> [WORK INSTRUCTIONS]:
Write the records out again, keeping each line exactly as it is.
* begin ENTRIES SHOWN *
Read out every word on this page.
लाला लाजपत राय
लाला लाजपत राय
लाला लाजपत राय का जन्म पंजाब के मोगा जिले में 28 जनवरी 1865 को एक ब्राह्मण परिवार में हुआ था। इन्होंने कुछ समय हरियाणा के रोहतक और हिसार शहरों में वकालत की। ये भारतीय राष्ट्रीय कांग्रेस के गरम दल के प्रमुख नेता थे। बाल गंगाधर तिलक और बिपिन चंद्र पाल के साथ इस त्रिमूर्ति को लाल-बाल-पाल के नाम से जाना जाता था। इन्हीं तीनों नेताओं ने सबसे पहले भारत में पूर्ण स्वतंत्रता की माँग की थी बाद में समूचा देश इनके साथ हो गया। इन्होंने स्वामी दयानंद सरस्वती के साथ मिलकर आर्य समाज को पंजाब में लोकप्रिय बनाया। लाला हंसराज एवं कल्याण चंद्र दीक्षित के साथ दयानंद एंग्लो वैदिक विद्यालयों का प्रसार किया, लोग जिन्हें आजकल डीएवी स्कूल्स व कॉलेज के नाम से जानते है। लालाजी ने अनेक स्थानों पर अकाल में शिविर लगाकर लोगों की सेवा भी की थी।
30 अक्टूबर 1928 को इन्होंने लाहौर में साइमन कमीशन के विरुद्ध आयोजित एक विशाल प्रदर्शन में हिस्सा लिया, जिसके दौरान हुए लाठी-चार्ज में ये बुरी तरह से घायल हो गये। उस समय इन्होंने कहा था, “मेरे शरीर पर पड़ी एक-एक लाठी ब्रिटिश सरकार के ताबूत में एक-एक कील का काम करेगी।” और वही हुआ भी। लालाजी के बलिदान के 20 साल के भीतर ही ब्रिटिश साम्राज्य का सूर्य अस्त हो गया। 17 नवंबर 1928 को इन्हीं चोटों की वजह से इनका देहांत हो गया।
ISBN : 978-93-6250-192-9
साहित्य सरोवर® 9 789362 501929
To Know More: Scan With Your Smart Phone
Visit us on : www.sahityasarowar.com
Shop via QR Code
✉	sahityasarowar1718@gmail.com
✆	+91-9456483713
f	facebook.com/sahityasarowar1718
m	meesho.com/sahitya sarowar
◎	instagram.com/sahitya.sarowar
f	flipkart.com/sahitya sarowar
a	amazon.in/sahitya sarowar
* end ENTRIES SHOWN *
> [THE OUTPUT]:
Read out every word on this page.
लाला लाजपत राय
लाला लाजपत राय
लाला लाजपत राय का जन्म पंजाब के मोगा जिले में 28 जनवरी 1865 को एक ब्राह्मण परिवार में हुआ था। इन्होंने कुछ समय हरियाणा के रोहतक और हिसार शहरों में वकालत की। ये भारतीय राष्ट्रीय कांग्रेस के गरम दल के प्रमुख नेता थे। बाल गंगाधर तिलक और बिपिन चंद्र पाल के साथ इस त्रिमूर्ति को लाल-बाल-पाल के नाम से जाना जाता था। इन्हीं तीनों नेताओं ने सबसे पहले भारत में पूर्ण स्वतंत्रता की माँग की थी बाद में समूचा देश इनके साथ हो गया। इन्होंने स्वामी दयानंद सरस्वती के साथ मिलकर आर्य समाज को पंजाब में लोकप्रिय बनाया। लाला हंसराज एवं कल्याण चंद्र दीक्षित के साथ दयानंद एंग्लो वैदिक विद्यालयों का प्रसार किया, लोग जिन्हें आजकल डीएवी स्कूल्स व कॉलेज के नाम से जानते है। लालाजी ने अनेक स्थानों पर अकाल में शिविर लगाकर लोगों की सेवा भी की थी।
30 अक्टूबर 1928 को इन्होंने लाहौर में साइमन कमीशन के विरुद्ध आयोजित एक विशाल प्रदर्शन में हिस्सा लिया, जिसके दौरान हुए लाठी-चार्ज में ये बुरी तरह से घायल हो गये। उस समय इन्होंने कहा था, “मेरे शरीर पर पड़ी एक-एक लाठी ब्रिटिश सरकार के ताबूत में एक-एक कील का काम करेगी।” और वही हुआ भी। लालाजी के बलिदान के 20 साल के भीतर ही ब्रिटिश साम्राज्य का सूर्य अस्त हो गया। 17 नवंबर 1928 को इन्हीं चोटों की वजह से इनका देहांत हो गया।
ISBN : 978-93-6250-192-9
साहित्य सरोवर® 9 789362 501929
To Know More: Scan With Your Smart Phone
Visit us on : www.sahityasarowar.com
Shop via QR Code
✉	sahityasarowar1718@gmail.com
✆	+91-9456483713
f	facebook.com/sahityasarowar1718
m	meesho.com/sahitya sarowar
◎	instagram.com/sahitya.sarowar
f	flipkart.com/sahitya sarowar
a	amazon.in/sahitya sarowar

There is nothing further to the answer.